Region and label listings
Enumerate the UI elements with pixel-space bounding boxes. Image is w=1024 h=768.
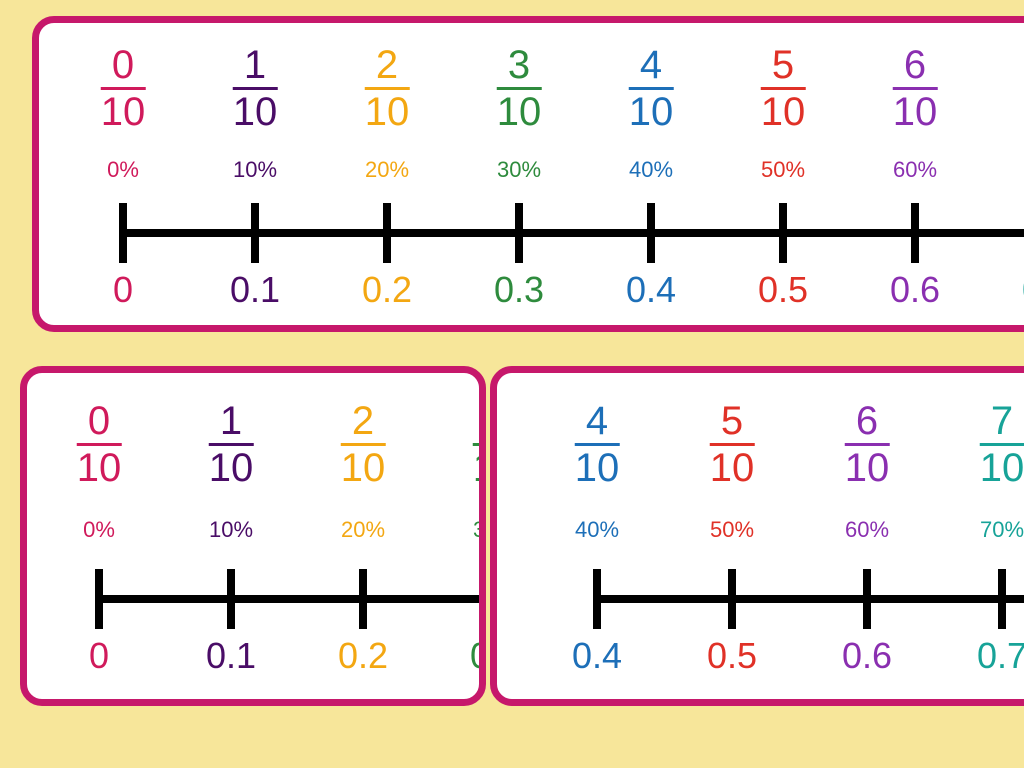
percent-label: 50% [761,157,805,183]
fraction-denominator: 10 [980,446,1024,488]
number-line-tick [227,569,235,629]
decimal-label: 0.6 [890,269,940,311]
percent-label: 30% [497,157,541,183]
number-line-tick [728,569,736,629]
fraction-numerator: 4 [575,401,620,446]
percent-label: 70% [980,517,1024,543]
fraction-numerator: 1 [209,401,254,446]
decimal-label: 0 [89,635,109,677]
percent-label: 10% [233,157,277,183]
fraction-label: 210 [341,401,386,491]
fraction-denominator: 10 [575,446,620,488]
fraction-label: 010 [101,45,146,135]
fraction-label: 710 [980,401,1024,491]
number-line-panel: 41040%0.451050%0.561060%0.671070%0.7 [490,366,1024,706]
fraction-numerator: 5 [710,401,755,446]
decimal-label: 0.5 [758,269,808,311]
number-line-tick [647,203,655,263]
percent-label: 20% [365,157,409,183]
number-line-tick [863,569,871,629]
number-line-tick [119,203,127,263]
number-line-tick [593,569,601,629]
percent-label: 20% [341,517,385,543]
number-line-tick [383,203,391,263]
fraction-denominator: 10 [893,90,938,132]
number-line-tick [95,569,103,629]
number-line-panel: 0100%011010%0.121020%0.231030%0.341040%0… [32,16,1024,332]
decimal-label: 0.5 [707,635,757,677]
decimal-label: 0.6 [842,635,892,677]
fraction-denominator: 10 [473,446,486,488]
fraction-numerator: 3 [497,45,542,90]
fraction-label: 210 [365,45,410,135]
decimal-label: 0.3 [494,269,544,311]
fraction-label: 510 [710,401,755,491]
fraction-label: 510 [761,45,806,135]
fraction-denominator: 10 [209,446,254,488]
fraction-label: 310 [473,401,486,491]
fraction-label: 410 [575,401,620,491]
percent-label: 50% [710,517,754,543]
number-line-tick [998,569,1006,629]
fraction-denominator: 10 [845,446,890,488]
percent-label: 40% [575,517,619,543]
fraction-label: 610 [893,45,938,135]
decimal-label: 0.2 [362,269,412,311]
number-line-tick [779,203,787,263]
number-line-axis [99,595,486,603]
fraction-label: 610 [845,401,890,491]
fraction-numerator: 5 [761,45,806,90]
number-line-axis [597,595,1024,603]
percent-label: 40% [629,157,673,183]
number-line-tick [251,203,259,263]
fraction-denominator: 10 [77,446,122,488]
fraction-denominator: 10 [629,90,674,132]
fraction-label: 110 [209,401,254,491]
number-line-tick [515,203,523,263]
percent-label: 30% [473,517,486,543]
fraction-numerator: 2 [341,401,386,446]
fraction-label: 010 [77,401,122,491]
decimal-label: 0 [113,269,133,311]
fraction-numerator: 4 [629,45,674,90]
number-line-panel: 0100%011010%0.121020%0.231030%0.341040%0… [20,366,486,706]
percent-label: 10% [209,517,253,543]
fraction-numerator: 0 [101,45,146,90]
fraction-numerator: 3 [473,401,486,446]
decimal-label: 0.4 [572,635,622,677]
fraction-numerator: 2 [365,45,410,90]
number-line-tick [359,569,367,629]
fraction-denominator: 10 [341,446,386,488]
fraction-label: 410 [629,45,674,135]
fraction-numerator: 1 [233,45,278,90]
percent-label: 0% [107,157,139,183]
decimal-label: 0.3 [470,635,486,677]
decimal-label: 0.1 [206,635,256,677]
fraction-denominator: 10 [365,90,410,132]
fraction-label: 110 [233,45,278,135]
fraction-denominator: 10 [101,90,146,132]
fraction-denominator: 10 [710,446,755,488]
fraction-numerator: 0 [77,401,122,446]
number-line-tick [911,203,919,263]
percent-label: 0% [83,517,115,543]
percent-label: 60% [893,157,937,183]
fraction-numerator: 6 [893,45,938,90]
decimal-label: 0.2 [338,635,388,677]
fraction-denominator: 10 [233,90,278,132]
fraction-numerator: 7 [980,401,1024,446]
decimal-label: 0.4 [626,269,676,311]
fraction-denominator: 10 [761,90,806,132]
percent-label: 60% [845,517,889,543]
decimal-label: 0.7 [977,635,1024,677]
fraction-numerator: 6 [845,401,890,446]
decimal-label: 0.1 [230,269,280,311]
fraction-label: 310 [497,45,542,135]
fraction-denominator: 10 [497,90,542,132]
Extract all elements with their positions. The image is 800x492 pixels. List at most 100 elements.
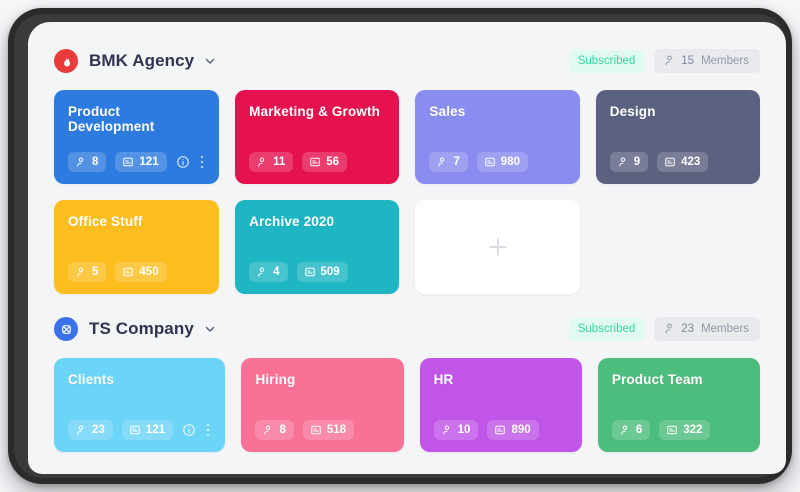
workspace-card[interactable]: Office Stuff 5 450 bbox=[54, 200, 220, 294]
members-stat[interactable]: 4 bbox=[249, 262, 288, 282]
members-stat[interactable]: 8 bbox=[68, 152, 107, 172]
members-stat-value: 4 bbox=[273, 266, 280, 278]
workspace-card-actions bbox=[182, 423, 212, 437]
workspace-card-footer: 5 450 bbox=[68, 262, 205, 282]
boards-stat-value: 322 bbox=[683, 424, 703, 436]
members-stat[interactable]: 11 bbox=[249, 152, 294, 172]
workspace-card[interactable]: Archive 2020 4 509 bbox=[235, 200, 400, 294]
workspace-card-footer: 4 509 bbox=[249, 262, 385, 282]
members-label: Members bbox=[701, 322, 749, 335]
boards-stat-value: 518 bbox=[326, 424, 347, 436]
members-stat-value: 11 bbox=[273, 156, 286, 168]
members-label: Members bbox=[701, 54, 749, 67]
members-count: 23 bbox=[681, 322, 695, 335]
members-stat[interactable]: 5 bbox=[68, 262, 107, 282]
workspace-card-footer: 9 423 bbox=[609, 152, 746, 172]
workspace-card-title: Design bbox=[609, 104, 656, 119]
boards-stat[interactable]: 890 bbox=[487, 420, 539, 440]
more-options-icon[interactable] bbox=[205, 423, 212, 437]
info-icon[interactable] bbox=[176, 155, 190, 169]
workspace-card-title: Product Development bbox=[68, 104, 155, 134]
workspace-grid-1: Product Development 8 121 Marketing & Growt… bbox=[54, 90, 760, 294]
chevron-down-icon[interactable] bbox=[203, 322, 217, 336]
plus-icon bbox=[485, 234, 511, 260]
info-icon[interactable] bbox=[182, 423, 196, 437]
members-count: 15 bbox=[681, 54, 695, 67]
boards-stat[interactable]: 980 bbox=[476, 152, 528, 172]
boards-stat-value: 121 bbox=[145, 424, 165, 436]
workspace-card-title: Archive 2020 bbox=[249, 214, 335, 229]
workspace-card-footer: 10 890 bbox=[433, 420, 568, 440]
boards-stat[interactable]: 518 bbox=[302, 420, 355, 440]
boards-stat-value: 423 bbox=[681, 156, 701, 168]
members-stat[interactable]: 10 bbox=[433, 420, 479, 440]
boards-stat[interactable]: 322 bbox=[659, 420, 711, 440]
person-icon bbox=[663, 322, 676, 335]
badge-icon bbox=[54, 317, 78, 341]
device-frame: BMK Agency Subscribed 15 Members Product Dev… bbox=[8, 8, 792, 484]
workspace-card-title: Office Stuff bbox=[68, 214, 143, 229]
members-stat-value: 6 bbox=[635, 424, 643, 436]
boards-stat[interactable]: 423 bbox=[657, 152, 709, 172]
members-stat[interactable]: 7 bbox=[429, 152, 468, 172]
workspace-card-title: Marketing & Growth bbox=[249, 104, 381, 119]
workspace-card[interactable]: Clients 23 121 bbox=[54, 358, 226, 452]
boards-stat-value: 56 bbox=[326, 156, 340, 168]
workspace-card[interactable]: Hiring 8 518 bbox=[241, 358, 404, 452]
org-header-1: BMK Agency Subscribed 15 Members bbox=[54, 44, 760, 78]
boards-stat-value: 890 bbox=[511, 424, 531, 436]
workspace-card[interactable]: Product Development 8 121 bbox=[54, 90, 220, 184]
boards-stat[interactable]: 56 bbox=[302, 152, 348, 172]
workspace-card-title: HR bbox=[433, 372, 454, 387]
workspace-card-title: Hiring bbox=[255, 372, 296, 387]
workspace-grid-2: Clients 23 121 Hiring 8 518 HR 10 890 Product Tea… bbox=[54, 358, 760, 452]
subscribed-badge: Subscribed bbox=[568, 49, 645, 73]
boards-stat-value: 121 bbox=[139, 156, 159, 168]
boards-stat[interactable]: 509 bbox=[296, 262, 348, 282]
boards-stat[interactable]: 121 bbox=[115, 152, 167, 172]
flame-icon bbox=[54, 49, 78, 73]
workspace-list: BMK Agency Subscribed 15 Members Product Dev… bbox=[28, 22, 786, 452]
org-title: TS Company bbox=[89, 319, 194, 338]
workspace-card-title: Sales bbox=[429, 104, 466, 119]
members-stat-value: 10 bbox=[457, 424, 471, 436]
members-stat-value: 8 bbox=[279, 424, 286, 436]
members-stat-value: 7 bbox=[453, 156, 460, 168]
boards-stat[interactable]: 450 bbox=[115, 262, 167, 282]
org-header-2: TS Company Subscribed 23 Members bbox=[54, 312, 760, 346]
members-badge[interactable]: 23 Members bbox=[654, 317, 760, 341]
workspace-card-footer: 23 121 bbox=[68, 420, 211, 440]
members-stat[interactable]: 8 bbox=[255, 420, 294, 440]
workspace-card[interactable]: Product Team 6 322 bbox=[597, 358, 760, 452]
workspace-card-footer: 11 56 bbox=[249, 152, 385, 172]
chevron-down-icon[interactable] bbox=[203, 54, 217, 68]
boards-stat[interactable]: 121 bbox=[121, 420, 173, 440]
org-title: BMK Agency bbox=[89, 51, 195, 70]
workspace-card-title: Product Team bbox=[611, 372, 703, 387]
workspace-card-footer: 8 518 bbox=[255, 420, 389, 440]
workspace-card[interactable]: HR 10 890 bbox=[419, 358, 582, 452]
workspace-card[interactable]: Sales 7 980 bbox=[415, 90, 580, 184]
person-icon bbox=[663, 54, 676, 67]
boards-stat-value: 509 bbox=[320, 266, 340, 278]
workspace-card[interactable]: Marketing & Growth 11 56 bbox=[235, 90, 400, 184]
workspace-card-actions bbox=[176, 155, 206, 169]
boards-stat-value: 450 bbox=[139, 266, 159, 278]
workspace-card-footer: 6 322 bbox=[611, 420, 746, 440]
workspace-card-footer: 7 980 bbox=[429, 152, 565, 172]
boards-stat-value: 980 bbox=[500, 156, 520, 168]
members-stat-value: 23 bbox=[92, 424, 105, 436]
more-options-icon[interactable] bbox=[199, 155, 206, 169]
members-stat[interactable]: 6 bbox=[611, 420, 651, 440]
workspace-card-footer: 8 121 bbox=[68, 152, 205, 172]
members-stat[interactable]: 9 bbox=[609, 152, 649, 172]
members-stat-value: 9 bbox=[633, 156, 641, 168]
workspace-card-title: Clients bbox=[68, 372, 115, 387]
members-stat[interactable]: 23 bbox=[68, 420, 113, 440]
members-badge[interactable]: 15 Members bbox=[654, 49, 760, 73]
app-screen: BMK Agency Subscribed 15 Members Product Dev… bbox=[28, 22, 786, 474]
members-stat-value: 8 bbox=[92, 156, 99, 168]
workspace-card[interactable]: Design 9 423 bbox=[595, 90, 760, 184]
subscribed-badge: Subscribed bbox=[568, 317, 645, 341]
add-workspace-card[interactable] bbox=[415, 200, 580, 294]
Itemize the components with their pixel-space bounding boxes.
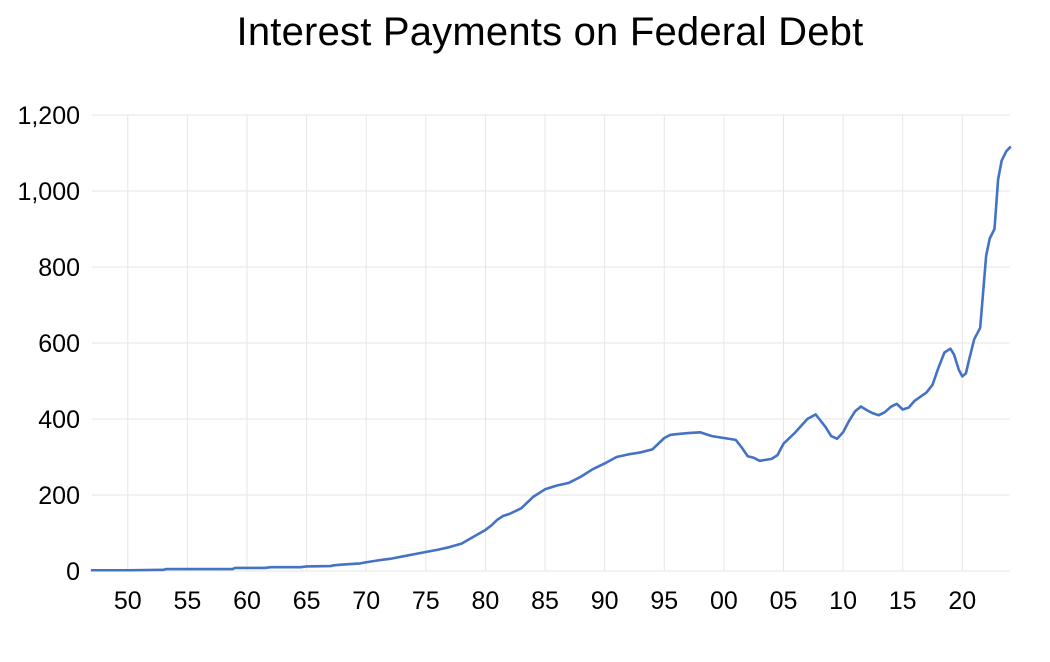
x-tick-label: 55 bbox=[173, 587, 201, 615]
y-tick-label: 800 bbox=[38, 254, 80, 282]
x-tick-label: 10 bbox=[829, 587, 857, 615]
x-tick-label: 80 bbox=[472, 587, 500, 615]
series-line bbox=[92, 147, 1010, 570]
y-tick-label: 0 bbox=[66, 558, 80, 586]
y-tick-label: 1,000 bbox=[17, 178, 80, 206]
y-tick-label: 1,200 bbox=[17, 102, 80, 130]
horizontal-gridlines bbox=[92, 115, 1010, 495]
x-tick-label: 75 bbox=[412, 587, 440, 615]
x-tick-label: 60 bbox=[233, 587, 261, 615]
y-axis: 0 200 400 600 800 1,000 1,200 bbox=[17, 102, 80, 586]
x-tick-label: 70 bbox=[352, 587, 380, 615]
x-tick-label: 95 bbox=[650, 587, 678, 615]
x-tick-label: 15 bbox=[889, 587, 917, 615]
x-tick-label: 00 bbox=[710, 587, 738, 615]
x-tick-label: 90 bbox=[591, 587, 619, 615]
y-tick-label: 600 bbox=[38, 330, 80, 358]
x-tick-label: 85 bbox=[531, 587, 559, 615]
y-tick-label: 200 bbox=[38, 482, 80, 510]
x-tick-label: 50 bbox=[114, 587, 142, 615]
x-axis: 50 55 60 65 70 75 80 85 90 95 00 05 10 15 20 bbox=[92, 571, 1010, 615]
y-tick-label: 400 bbox=[38, 406, 80, 434]
x-tick-label: 65 bbox=[293, 587, 321, 615]
series-group bbox=[92, 147, 1010, 570]
x-tick-label: 20 bbox=[948, 587, 976, 615]
x-tick-label: 05 bbox=[770, 587, 798, 615]
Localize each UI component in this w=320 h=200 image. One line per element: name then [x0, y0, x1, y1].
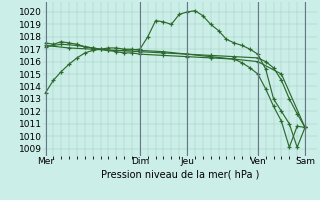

TASK BRIEF
Reproduce verbatim the lines in the listing from the one containing "x-tick-label: 55 bbox=[173, 587, 201, 615]" through the one containing "y-tick-label: 1,000 bbox=[17, 178, 80, 206]", including both of those lines.

ANSWER IN FULL
x-tick-label: 55 bbox=[173, 587, 201, 615]
y-tick-label: 800 bbox=[38, 254, 80, 282]
x-tick-label: 10 bbox=[829, 587, 857, 615]
x-tick-label: 80 bbox=[472, 587, 500, 615]
series-line bbox=[92, 147, 1010, 570]
y-tick-label: 0 bbox=[66, 558, 80, 586]
y-tick-label: 1,000 bbox=[17, 178, 80, 206]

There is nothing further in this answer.